Extracted data entries:
*-*-*

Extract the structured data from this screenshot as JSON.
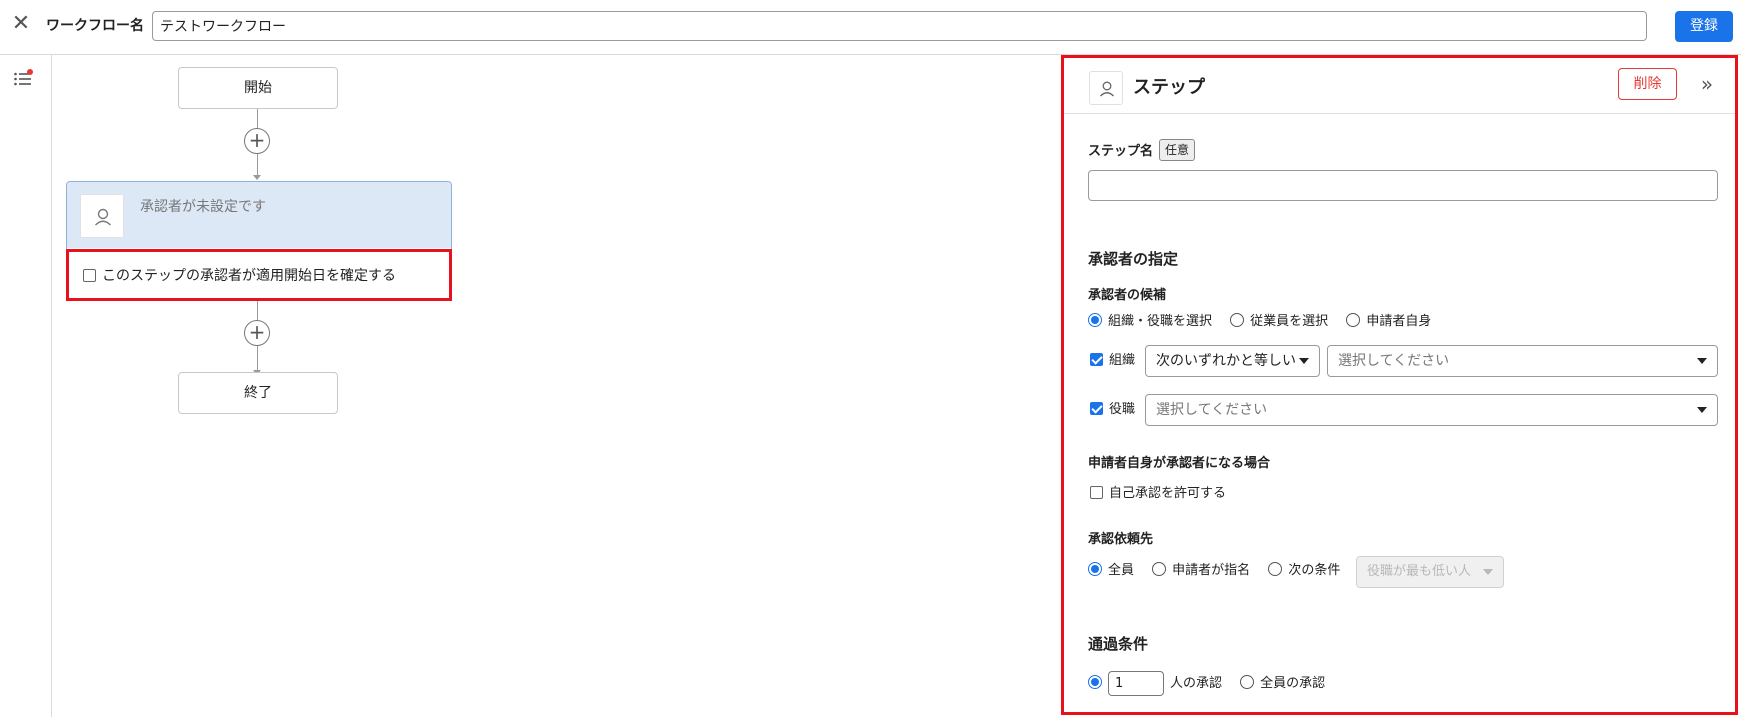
{
  "header": {
    "close_label": "✕",
    "workflow_name_label": "ワークフロー名",
    "workflow_name_value": "テストワークフロー",
    "register_label": "登録"
  },
  "canvas": {
    "start_label": "開始",
    "end_label": "終了",
    "step_card": {
      "unset_text": "承認者が未設定です",
      "confirm_checkbox_label": "このステップの承認者が適用開始日を確定する",
      "confirm_checked": false
    }
  },
  "panel": {
    "title": "ステップ",
    "delete_label": "削除",
    "collapse_label": "»",
    "step_name_label": "ステップ名",
    "optional_tag": "任意",
    "step_name_value": "",
    "approver_section_title": "承認者の指定",
    "candidates_label": "承認者の候補",
    "candidate_options": [
      "組織・役職を選択",
      "従業員を選択",
      "申請者自身"
    ],
    "candidate_selected": 0,
    "org_label": "組織",
    "org_checked": true,
    "org_condition_value": "次のいずれかと等しい",
    "org_select_placeholder": "選択してください",
    "position_label": "役職",
    "position_checked": true,
    "position_select_placeholder": "選択してください",
    "self_approver_label": "申請者自身が承認者になる場合",
    "self_approval_checkbox_label": "自己承認を許可する",
    "self_approval_checked": false,
    "request_to_label": "承認依頼先",
    "request_options": [
      "全員",
      "申請者が指名",
      "次の条件"
    ],
    "request_selected": 0,
    "request_condition_value": "役職が最も低い人",
    "pass_condition_title": "通過条件",
    "pass_count_value": "1",
    "pass_count_suffix": "人の承認",
    "pass_all_label": "全員の承認",
    "pass_selected": 0
  }
}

*-*-*

Copy all the lines above that hold the string "true".

RESULT FOR THIS EXERCISE:
    "org_checked": true,
    "position_checked": true,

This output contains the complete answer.